INSTRUCTIONS TO FOLLOW: Rewrite the lines of the records from the one containing "localize each UI" through the one containing "sort-button[interactable] — [350, 645, 404, 699]", inclusive, replacing "element" with "item" and keeping everything else unchanged. Leave the pictures out of your answer.

DATASET RECORDS:
== == ==

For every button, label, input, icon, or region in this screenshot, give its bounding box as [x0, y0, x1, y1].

== == ==

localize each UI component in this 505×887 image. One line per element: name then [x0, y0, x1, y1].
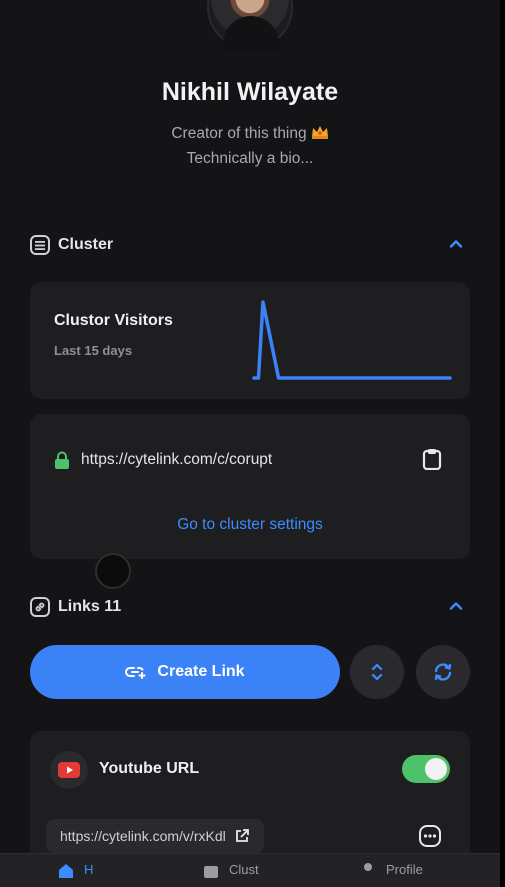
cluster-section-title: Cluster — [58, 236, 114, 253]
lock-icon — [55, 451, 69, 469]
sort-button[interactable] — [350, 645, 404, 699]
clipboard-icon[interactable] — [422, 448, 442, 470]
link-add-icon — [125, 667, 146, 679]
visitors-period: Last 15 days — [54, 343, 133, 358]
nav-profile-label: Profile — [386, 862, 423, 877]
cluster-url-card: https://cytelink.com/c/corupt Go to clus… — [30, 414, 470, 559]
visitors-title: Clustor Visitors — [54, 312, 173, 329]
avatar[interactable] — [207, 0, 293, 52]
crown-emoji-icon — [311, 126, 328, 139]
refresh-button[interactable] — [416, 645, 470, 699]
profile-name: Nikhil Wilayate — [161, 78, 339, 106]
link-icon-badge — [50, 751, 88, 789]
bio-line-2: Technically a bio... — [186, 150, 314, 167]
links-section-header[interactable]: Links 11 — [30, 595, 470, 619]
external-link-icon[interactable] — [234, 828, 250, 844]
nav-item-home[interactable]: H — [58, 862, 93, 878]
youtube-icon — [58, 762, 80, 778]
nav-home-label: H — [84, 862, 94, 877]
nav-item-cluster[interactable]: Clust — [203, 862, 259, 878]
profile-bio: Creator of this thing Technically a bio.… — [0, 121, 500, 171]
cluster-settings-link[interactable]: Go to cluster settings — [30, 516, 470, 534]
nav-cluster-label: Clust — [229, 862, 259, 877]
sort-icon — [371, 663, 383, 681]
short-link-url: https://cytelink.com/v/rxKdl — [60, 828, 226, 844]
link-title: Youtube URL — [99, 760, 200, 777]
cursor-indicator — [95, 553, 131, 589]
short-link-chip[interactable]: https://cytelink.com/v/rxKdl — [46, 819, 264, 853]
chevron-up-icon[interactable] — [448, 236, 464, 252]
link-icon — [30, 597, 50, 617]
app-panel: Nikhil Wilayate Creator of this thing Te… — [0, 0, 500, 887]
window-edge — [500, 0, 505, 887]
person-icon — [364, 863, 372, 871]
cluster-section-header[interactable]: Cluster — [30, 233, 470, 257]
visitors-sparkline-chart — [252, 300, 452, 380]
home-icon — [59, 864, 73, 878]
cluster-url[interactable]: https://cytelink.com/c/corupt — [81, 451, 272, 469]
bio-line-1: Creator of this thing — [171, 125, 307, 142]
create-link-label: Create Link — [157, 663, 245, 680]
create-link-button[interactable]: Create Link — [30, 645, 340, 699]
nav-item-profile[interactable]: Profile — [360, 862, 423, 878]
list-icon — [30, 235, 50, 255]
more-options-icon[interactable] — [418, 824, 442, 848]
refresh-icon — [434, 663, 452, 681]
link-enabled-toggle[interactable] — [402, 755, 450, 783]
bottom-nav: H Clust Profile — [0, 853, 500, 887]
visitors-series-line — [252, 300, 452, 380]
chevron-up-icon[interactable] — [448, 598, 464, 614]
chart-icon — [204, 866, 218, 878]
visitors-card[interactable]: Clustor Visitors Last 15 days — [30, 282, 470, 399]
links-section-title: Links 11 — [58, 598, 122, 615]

== == ==

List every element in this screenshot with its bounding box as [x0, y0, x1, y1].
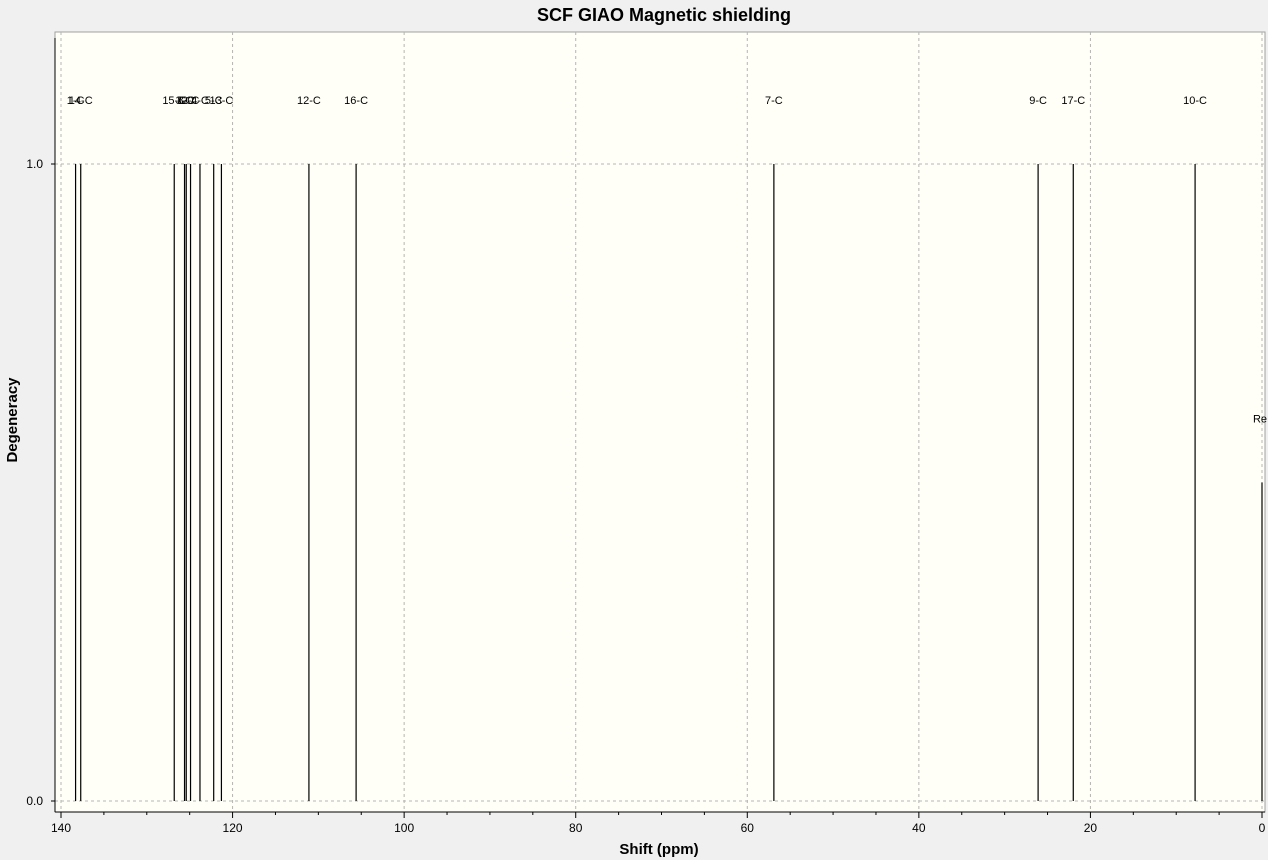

== == ==

SOLUTION FOR THIS TASK:
localize each UI component in this 505×887 image. One line per item: name then [x0, y0, x1, y1].
cluster-section-title: Cluster — [58, 236, 114, 253]
lock-icon — [55, 451, 69, 469]
sort-button[interactable] — [350, 645, 404, 699]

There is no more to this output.